### Data listing
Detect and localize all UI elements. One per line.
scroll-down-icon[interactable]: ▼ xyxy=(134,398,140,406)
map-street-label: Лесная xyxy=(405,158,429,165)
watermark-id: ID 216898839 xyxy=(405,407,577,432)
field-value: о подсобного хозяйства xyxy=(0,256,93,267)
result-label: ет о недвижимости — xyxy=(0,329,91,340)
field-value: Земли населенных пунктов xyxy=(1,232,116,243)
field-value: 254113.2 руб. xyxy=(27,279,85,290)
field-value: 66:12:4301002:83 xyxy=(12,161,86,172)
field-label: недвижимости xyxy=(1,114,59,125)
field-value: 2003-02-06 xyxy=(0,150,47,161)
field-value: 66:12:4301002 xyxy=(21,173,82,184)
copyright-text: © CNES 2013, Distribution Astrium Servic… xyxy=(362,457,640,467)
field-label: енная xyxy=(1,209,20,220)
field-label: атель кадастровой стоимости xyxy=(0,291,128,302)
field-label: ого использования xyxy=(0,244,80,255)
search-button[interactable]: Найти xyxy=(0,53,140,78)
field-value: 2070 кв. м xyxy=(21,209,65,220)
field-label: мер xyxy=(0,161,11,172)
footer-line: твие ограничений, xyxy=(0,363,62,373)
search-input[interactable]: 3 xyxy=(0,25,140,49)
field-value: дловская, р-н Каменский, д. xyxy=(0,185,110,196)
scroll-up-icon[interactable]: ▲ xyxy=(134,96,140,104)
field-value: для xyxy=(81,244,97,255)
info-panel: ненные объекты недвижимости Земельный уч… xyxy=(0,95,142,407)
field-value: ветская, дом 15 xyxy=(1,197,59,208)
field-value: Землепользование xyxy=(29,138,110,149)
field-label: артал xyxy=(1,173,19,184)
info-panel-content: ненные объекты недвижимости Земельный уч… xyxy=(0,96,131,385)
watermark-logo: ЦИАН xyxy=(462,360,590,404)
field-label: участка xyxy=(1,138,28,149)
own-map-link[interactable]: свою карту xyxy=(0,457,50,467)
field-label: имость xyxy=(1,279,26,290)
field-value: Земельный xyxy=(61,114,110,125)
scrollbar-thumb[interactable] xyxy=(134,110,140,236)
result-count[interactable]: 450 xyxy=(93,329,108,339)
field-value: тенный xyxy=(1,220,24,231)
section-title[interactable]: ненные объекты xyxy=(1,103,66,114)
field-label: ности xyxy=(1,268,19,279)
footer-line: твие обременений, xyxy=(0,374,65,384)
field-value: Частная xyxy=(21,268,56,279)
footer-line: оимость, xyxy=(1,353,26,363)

### What is asked
Copy out every line above, reproducing each one unchanged.

### Written solution
Detect and localize all UI elements. One per line.
scroll-down-icon[interactable]: ▼ xyxy=(134,398,140,406)
map-street-label: Лесная xyxy=(405,158,429,165)
watermark-id: ID 216898839 xyxy=(405,407,577,432)
field-value: о подсобного хозяйства xyxy=(0,256,93,267)
result-label: ет о недвижимости — xyxy=(0,329,91,340)
field-value: Земли населенных пунктов xyxy=(1,232,116,243)
field-value: 254113.2 руб. xyxy=(27,279,85,290)
field-value: 66:12:4301002:83 xyxy=(12,161,86,172)
field-label: недвижимости xyxy=(1,114,59,125)
field-value: 2003-02-06 xyxy=(0,150,47,161)
field-value: 66:12:4301002 xyxy=(21,173,82,184)
copyright-text: © CNES 2013, Distribution Astrium Servic… xyxy=(362,457,640,467)
field-label: енная xyxy=(1,209,20,220)
field-label: атель кадастровой стоимости xyxy=(0,291,128,302)
field-label: ого использования xyxy=(0,244,80,255)
search-button[interactable]: Найти xyxy=(0,53,140,78)
field-value: 2070 кв. м xyxy=(21,209,65,220)
field-label: мер xyxy=(0,161,11,172)
footer-line: твие ограничений, xyxy=(0,363,62,373)
search-input[interactable]: 3 xyxy=(0,25,140,49)
field-value: дловская, р-н Каменский, д. xyxy=(0,185,110,196)
scroll-up-icon[interactable]: ▲ xyxy=(134,96,140,104)
field-value: для xyxy=(81,244,97,255)
info-panel: ненные объекты недвижимости Земельный уч… xyxy=(0,95,142,407)
field-value: ветская, дом 15 xyxy=(1,197,59,208)
field-value: Землепользование xyxy=(29,138,110,149)
field-label: артал xyxy=(1,173,19,184)
info-panel-content: ненные объекты недвижимости Земельный уч… xyxy=(0,96,131,385)
watermark-logo: ЦИАН xyxy=(462,360,590,404)
field-label: участка xyxy=(1,138,28,149)
own-map-link[interactable]: свою карту xyxy=(0,457,50,467)
field-label: имость xyxy=(1,279,26,290)
field-value: Земельный xyxy=(61,114,110,125)
scrollbar-thumb[interactable] xyxy=(134,110,140,236)
result-count[interactable]: 450 xyxy=(93,329,108,339)
field-value: тенный xyxy=(1,220,24,231)
section-title[interactable]: ненные объекты xyxy=(1,103,66,114)
field-label: ности xyxy=(1,268,19,279)
footer-line: твие обременений, xyxy=(0,374,65,384)
field-value: Частная xyxy=(21,268,56,279)
footer-line: оимость, xyxy=(1,353,26,363)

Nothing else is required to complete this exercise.